BEGIN DATA LINES

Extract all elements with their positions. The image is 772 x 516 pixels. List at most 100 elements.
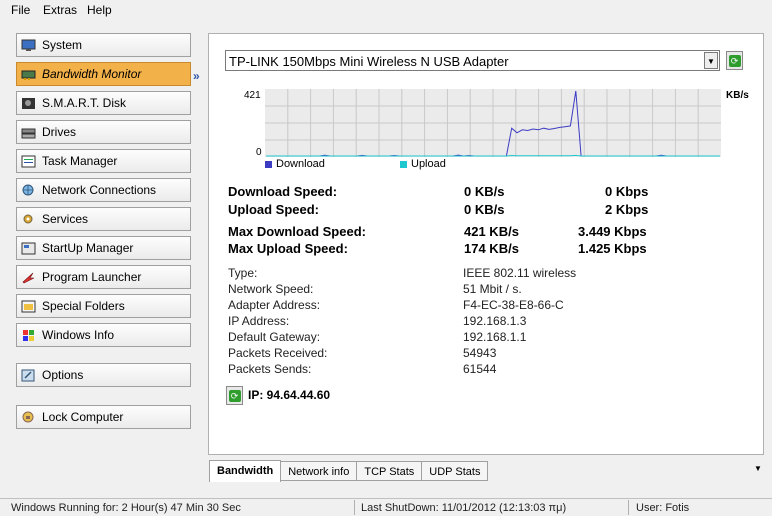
options-icon: [20, 368, 37, 383]
task-manager-icon: [20, 154, 37, 169]
info-label-network-speed: Network Speed:: [228, 282, 314, 296]
status-divider: [354, 500, 355, 515]
tab-udp-stats[interactable]: UDP Stats: [421, 461, 489, 481]
status-last-shutdown: Last ShutDown: 11/01/2012 (12:13:03 πμ): [361, 502, 567, 514]
info-label-adapter-address: Adapter Address:: [228, 298, 321, 312]
info-label-default-gateway: Default Gateway:: [228, 330, 321, 344]
bandwidth-chart: [265, 89, 721, 157]
sidebar-item-label: Special Folders: [42, 299, 125, 313]
sidebar-item-task-manager[interactable]: Task Manager: [16, 149, 191, 173]
public-ip: IP: 94.64.44.60: [248, 388, 331, 402]
legend-swatch: [400, 160, 407, 168]
panel-dropdown-icon[interactable]: ▼: [754, 464, 762, 473]
max-upload-label: Max Upload Speed:: [228, 241, 348, 256]
sidebar-item-label: Services: [42, 212, 89, 226]
info-label-ip-address: IP Address:: [228, 314, 290, 328]
sidebar-item-label: Bandwidth Monitor: [42, 67, 142, 81]
info-value-default-gateway: 192.168.1.1: [463, 330, 527, 344]
max-download-kb: 421 KB/s: [464, 224, 519, 239]
sidebar-item-startup-manager[interactable]: StartUp Manager: [16, 236, 191, 260]
sidebar-item-system[interactable]: System: [16, 33, 191, 57]
active-indicator: »: [193, 69, 200, 83]
legend-upload: Upload: [400, 158, 446, 170]
drives-icon: [20, 125, 37, 140]
upload-speed-kb: 0 KB/s: [464, 202, 505, 217]
sidebar-item-special-folders[interactable]: Special Folders: [16, 294, 191, 318]
download-speed-kb: 0 KB/s: [464, 184, 505, 199]
adapter-select[interactable]: TP-LINK 150Mbps Mini Wireless N USB Adap…: [225, 50, 720, 71]
info-value-adapter-address: F4-EC-38-E8-66-C: [463, 298, 564, 312]
tab-network-info[interactable]: Network info: [280, 461, 358, 481]
chevron-down-icon[interactable]: ▼: [704, 52, 718, 69]
sidebar-item-drives[interactable]: Drives: [16, 120, 191, 144]
legend-label: Download: [276, 158, 325, 170]
sidebar-item-label: Windows Info: [42, 328, 115, 342]
sidebar: System Bandwidth Monitor S.M.A.R.T. Disk…: [0, 20, 205, 498]
sidebar-item-lock-computer[interactable]: Lock Computer: [16, 405, 191, 429]
upload-speed-label: Upload Speed:: [228, 202, 320, 217]
info-value-ip-address: 192.168.1.3: [463, 314, 527, 328]
monitor-icon: [20, 38, 37, 53]
tab-bar: Bandwidth Network info TCP Stats UDP Sta…: [209, 460, 489, 482]
max-upload-kb: 174 KB/s: [464, 241, 519, 256]
tab-bandwidth[interactable]: Bandwidth: [209, 460, 282, 482]
menu-help[interactable]: Help: [87, 3, 112, 17]
max-download-label: Max Download Speed:: [228, 224, 366, 239]
windows-icon: [20, 328, 37, 343]
upload-speed-kbps: 2 Kbps: [605, 202, 649, 217]
status-user: User: Fotis: [636, 502, 690, 514]
info-label-packets-sends: Packets Sends:: [228, 362, 312, 376]
download-speed-label: Download Speed:: [228, 184, 338, 199]
refresh-icon: ⟳: [728, 54, 741, 67]
sidebar-item-network-connections[interactable]: Network Connections: [16, 178, 191, 202]
globe-icon: [20, 183, 37, 198]
legend-download: Download: [265, 158, 325, 170]
sidebar-item-label: Options: [42, 368, 84, 382]
info-label-type: Type:: [228, 266, 258, 280]
status-divider: [628, 500, 629, 515]
sidebar-item-program-launcher[interactable]: Program Launcher: [16, 265, 191, 289]
legend-swatch: [265, 160, 272, 168]
sidebar-item-label: StartUp Manager: [42, 241, 134, 255]
sidebar-item-label: Program Launcher: [42, 270, 142, 284]
adapter-select-value: TP-LINK 150Mbps Mini Wireless N USB Adap…: [229, 54, 509, 69]
services-icon: [20, 212, 37, 227]
info-label-packets-received: Packets Received:: [228, 346, 328, 360]
menu-file[interactable]: File: [11, 3, 30, 17]
graph-max-label: 421: [244, 90, 261, 101]
menu-extras[interactable]: Extras: [43, 3, 77, 17]
lock-icon: [20, 410, 37, 425]
tab-tcp-stats[interactable]: TCP Stats: [356, 461, 423, 481]
sidebar-item-label: Network Connections: [42, 183, 157, 197]
sidebar-item-smart-disk[interactable]: S.M.A.R.T. Disk: [16, 91, 191, 115]
ip-refresh-button[interactable]: ⟳: [226, 386, 243, 405]
sidebar-item-label: Task Manager: [42, 154, 118, 168]
sidebar-item-windows-info[interactable]: Windows Info: [16, 323, 191, 347]
sidebar-item-services[interactable]: Services: [16, 207, 191, 231]
info-value-network-speed: 51 Mbit / s.: [463, 282, 522, 296]
menu-bar: File Extras Help: [0, 0, 772, 20]
sidebar-item-label: System: [42, 38, 83, 52]
info-value-packets-received: 54943: [463, 346, 497, 360]
graph-unit-label: KB/s: [726, 90, 749, 101]
max-upload-kbps: 1.425 Kbps: [578, 241, 647, 256]
network-card-icon: [20, 67, 37, 82]
sidebar-item-options[interactable]: Options: [16, 363, 191, 387]
launcher-icon: [20, 270, 37, 285]
status-bar: Windows Running for: 2 Hour(s) 47 Min 30…: [0, 498, 772, 516]
legend-label: Upload: [411, 158, 446, 170]
refresh-icon: ⟳: [228, 389, 241, 402]
sidebar-item-label: S.M.A.R.T. Disk: [42, 96, 127, 110]
status-uptime: Windows Running for: 2 Hour(s) 47 Min 30…: [11, 502, 241, 514]
download-speed-kbps: 0 Kbps: [605, 184, 649, 199]
bandwidth-graph: [265, 89, 721, 157]
info-value-type: IEEE 802.11 wireless: [463, 266, 577, 280]
sidebar-item-label: Lock Computer: [42, 410, 124, 424]
max-download-kbps: 3.449 Kbps: [578, 224, 647, 239]
sidebar-item-bandwidth-monitor[interactable]: Bandwidth Monitor: [16, 62, 191, 86]
adapter-refresh-button[interactable]: ⟳: [726, 51, 743, 70]
startup-icon: [20, 241, 37, 256]
info-value-packets-sends: 61544: [463, 362, 497, 376]
disk-icon: [20, 96, 37, 111]
folder-icon: [20, 299, 37, 314]
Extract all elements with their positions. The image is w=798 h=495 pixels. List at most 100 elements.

END DATA LINES

=== EXERCISE GOAL ===
Copy all the entries above word for word, leaving out the pictures.

=== PROBLEM SOLUTION ===
Extract all elements with their positions. The image is 772 x 516 pixels. List at most 100 elements.
options-icon: [20, 368, 37, 383]
task-manager-icon: [20, 154, 37, 169]
info-label-network-speed: Network Speed:: [228, 282, 314, 296]
status-divider: [354, 500, 355, 515]
tab-udp-stats[interactable]: UDP Stats: [421, 461, 489, 481]
status-last-shutdown: Last ShutDown: 11/01/2012 (12:13:03 πμ): [361, 502, 567, 514]
info-label-adapter-address: Adapter Address:: [228, 298, 321, 312]
info-label-default-gateway: Default Gateway:: [228, 330, 321, 344]
bandwidth-chart: [265, 89, 721, 157]
sidebar-item-label: Special Folders: [42, 299, 125, 313]
sidebar-item-task-manager[interactable]: Task Manager: [16, 149, 191, 173]
public-ip: IP: 94.64.44.60: [248, 388, 331, 402]
legend-swatch: [400, 160, 407, 168]
panel-dropdown-icon[interactable]: ▼: [754, 464, 762, 473]
max-upload-label: Max Upload Speed:: [228, 241, 348, 256]
sidebar-item-label: Services: [42, 212, 89, 226]
info-label-ip-address: IP Address:: [228, 314, 290, 328]
sidebar-item-label: Bandwidth Monitor: [42, 67, 142, 81]
info-value-default-gateway: 192.168.1.1: [463, 330, 527, 344]
max-download-kb: 421 KB/s: [464, 224, 519, 239]
sidebar-item-startup-manager[interactable]: StartUp Manager: [16, 236, 191, 260]
sidebar-item-system[interactable]: System: [16, 33, 191, 57]
active-indicator: »: [193, 69, 200, 83]
legend-upload: Upload: [400, 158, 446, 170]
drives-icon: [20, 125, 37, 140]
upload-speed-kb: 0 KB/s: [464, 202, 505, 217]
sidebar-item-special-folders[interactable]: Special Folders: [16, 294, 191, 318]
download-speed-kb: 0 KB/s: [464, 184, 505, 199]
adapter-select[interactable]: TP-LINK 150Mbps Mini Wireless N USB Adap…: [225, 50, 720, 71]
info-value-adapter-address: F4-EC-38-E8-66-C: [463, 298, 564, 312]
tab-network-info[interactable]: Network info: [280, 461, 358, 481]
chevron-down-icon[interactable]: ▼: [704, 52, 718, 69]
sidebar-item-drives[interactable]: Drives: [16, 120, 191, 144]
legend-label: Download: [276, 158, 325, 170]
sidebar-item-label: Windows Info: [42, 328, 115, 342]
sidebar: System Bandwidth Monitor S.M.A.R.T. Disk…: [0, 20, 205, 498]
sidebar-item-lock-computer[interactable]: Lock Computer: [16, 405, 191, 429]
upload-speed-label: Upload Speed:: [228, 202, 320, 217]
info-value-ip-address: 192.168.1.3: [463, 314, 527, 328]
monitor-icon: [20, 38, 37, 53]
tab-bar: Bandwidth Network info TCP Stats UDP Sta…: [209, 460, 489, 482]
max-upload-kb: 174 KB/s: [464, 241, 519, 256]
tab-bandwidth[interactable]: Bandwidth: [209, 460, 282, 482]
menu-help[interactable]: Help: [87, 3, 112, 17]
max-download-label: Max Download Speed:: [228, 224, 366, 239]
windows-icon: [20, 328, 37, 343]
upload-speed-kbps: 2 Kbps: [605, 202, 649, 217]
status-user: User: Fotis: [636, 502, 690, 514]
info-label-packets-sends: Packets Sends:: [228, 362, 312, 376]
download-speed-label: Download Speed:: [228, 184, 338, 199]
refresh-icon: ⟳: [728, 54, 741, 67]
sidebar-item-network-connections[interactable]: Network Connections: [16, 178, 191, 202]
globe-icon: [20, 183, 37, 198]
legend-download: Download: [265, 158, 325, 170]
sidebar-item-label: Options: [42, 368, 84, 382]
info-label-type: Type:: [228, 266, 258, 280]
status-divider: [628, 500, 629, 515]
sidebar-item-program-launcher[interactable]: Program Launcher: [16, 265, 191, 289]
legend-swatch: [265, 160, 272, 168]
sidebar-item-label: StartUp Manager: [42, 241, 134, 255]
sidebar-item-label: Program Launcher: [42, 270, 142, 284]
adapter-select-value: TP-LINK 150Mbps Mini Wireless N USB Adap…: [229, 54, 509, 69]
services-icon: [20, 212, 37, 227]
info-label-packets-received: Packets Received:: [228, 346, 328, 360]
menu-file[interactable]: File: [11, 3, 30, 17]
graph-max-label: 421: [244, 90, 261, 101]
menu-extras[interactable]: Extras: [43, 3, 77, 17]
lock-icon: [20, 410, 37, 425]
tab-tcp-stats[interactable]: TCP Stats: [356, 461, 423, 481]
sidebar-item-label: Network Connections: [42, 183, 157, 197]
sidebar-item-smart-disk[interactable]: S.M.A.R.T. Disk: [16, 91, 191, 115]
ip-refresh-button[interactable]: ⟳: [226, 386, 243, 405]
sidebar-item-label: Task Manager: [42, 154, 118, 168]
sidebar-item-windows-info[interactable]: Windows Info: [16, 323, 191, 347]
sidebar-item-services[interactable]: Services: [16, 207, 191, 231]
info-value-network-speed: 51 Mbit / s.: [463, 282, 522, 296]
menu-bar: File Extras Help: [0, 0, 772, 20]
sidebar-item-label: System: [42, 38, 83, 52]
info-value-packets-received: 54943: [463, 346, 497, 360]
graph-unit-label: KB/s: [726, 90, 749, 101]
max-upload-kbps: 1.425 Kbps: [578, 241, 647, 256]
network-card-icon: [20, 67, 37, 82]
sidebar-item-options[interactable]: Options: [16, 363, 191, 387]
launcher-icon: [20, 270, 37, 285]
status-bar: Windows Running for: 2 Hour(s) 47 Min 30…: [0, 498, 772, 516]
legend-label: Upload: [411, 158, 446, 170]
refresh-icon: ⟳: [228, 389, 241, 402]
sidebar-item-label: S.M.A.R.T. Disk: [42, 96, 127, 110]
status-uptime: Windows Running for: 2 Hour(s) 47 Min 30…: [11, 502, 241, 514]
download-speed-kbps: 0 Kbps: [605, 184, 649, 199]
bandwidth-graph: [265, 89, 721, 157]
info-value-type: IEEE 802.11 wireless: [463, 266, 577, 280]
sidebar-item-label: Lock Computer: [42, 410, 124, 424]
max-download-kbps: 3.449 Kbps: [578, 224, 647, 239]
sidebar-item-bandwidth-monitor[interactable]: Bandwidth Monitor: [16, 62, 191, 86]
adapter-refresh-button[interactable]: ⟳: [726, 51, 743, 70]
startup-icon: [20, 241, 37, 256]
info-value-packets-sends: 61544: [463, 362, 497, 376]
disk-icon: [20, 96, 37, 111]
folder-icon: [20, 299, 37, 314]
Extract all elements with their positions. The image is w=798 h=495 pixels. List at most 100 elements.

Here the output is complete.